■ Set task ■
Retype the records below exactly as they appear, but leave out any pictures.

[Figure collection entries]
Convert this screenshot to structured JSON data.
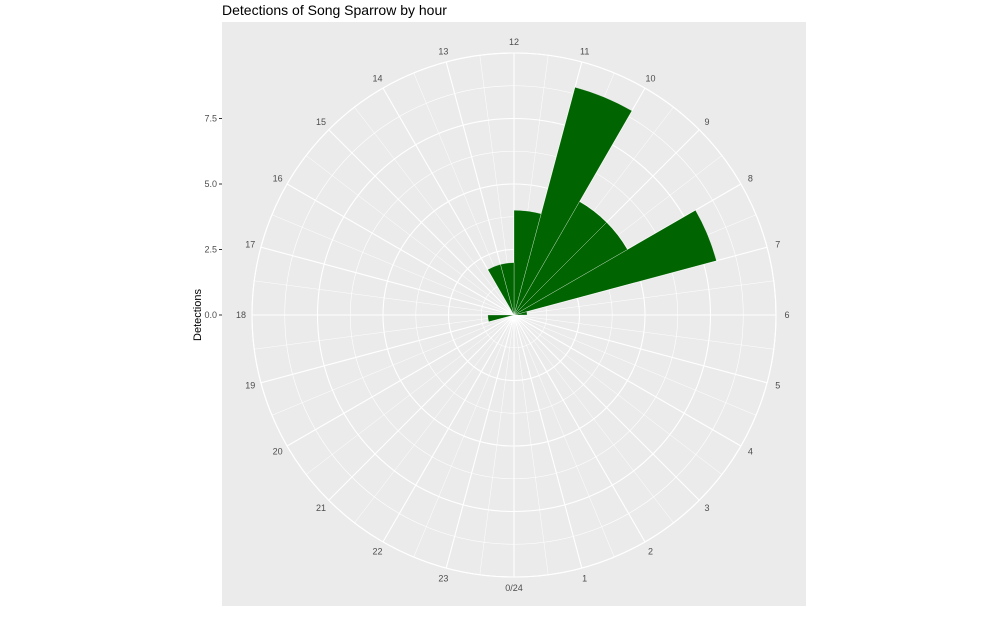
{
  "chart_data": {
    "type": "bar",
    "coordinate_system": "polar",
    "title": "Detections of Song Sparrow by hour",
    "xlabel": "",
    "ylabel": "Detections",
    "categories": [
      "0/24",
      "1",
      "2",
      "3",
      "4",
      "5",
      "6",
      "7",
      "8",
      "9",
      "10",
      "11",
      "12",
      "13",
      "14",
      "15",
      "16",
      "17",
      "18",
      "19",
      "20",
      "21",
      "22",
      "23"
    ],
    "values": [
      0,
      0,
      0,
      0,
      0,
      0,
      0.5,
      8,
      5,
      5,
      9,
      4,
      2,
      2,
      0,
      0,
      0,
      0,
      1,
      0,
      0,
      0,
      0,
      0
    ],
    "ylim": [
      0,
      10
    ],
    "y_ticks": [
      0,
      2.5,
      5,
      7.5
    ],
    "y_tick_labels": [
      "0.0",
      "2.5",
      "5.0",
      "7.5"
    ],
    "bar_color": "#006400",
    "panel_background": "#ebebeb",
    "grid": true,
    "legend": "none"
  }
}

■ Reply ■
Convert this screenshot to structured JSON data.
{
  "chart_data": {
    "type": "bar",
    "coordinate_system": "polar",
    "title": "Detections of Song Sparrow by hour",
    "xlabel": "",
    "ylabel": "Detections",
    "categories": [
      "0/24",
      "1",
      "2",
      "3",
      "4",
      "5",
      "6",
      "7",
      "8",
      "9",
      "10",
      "11",
      "12",
      "13",
      "14",
      "15",
      "16",
      "17",
      "18",
      "19",
      "20",
      "21",
      "22",
      "23"
    ],
    "values": [
      0,
      0,
      0,
      0,
      0,
      0,
      0.5,
      8,
      5,
      5,
      9,
      4,
      2,
      2,
      0,
      0,
      0,
      0,
      1,
      0,
      0,
      0,
      0,
      0
    ],
    "ylim": [
      0,
      10
    ],
    "y_ticks": [
      0,
      2.5,
      5,
      7.5
    ],
    "y_tick_labels": [
      "0.0",
      "2.5",
      "5.0",
      "7.5"
    ],
    "bar_color": "#006400",
    "panel_background": "#ebebeb",
    "grid": true,
    "legend": "none"
  }
}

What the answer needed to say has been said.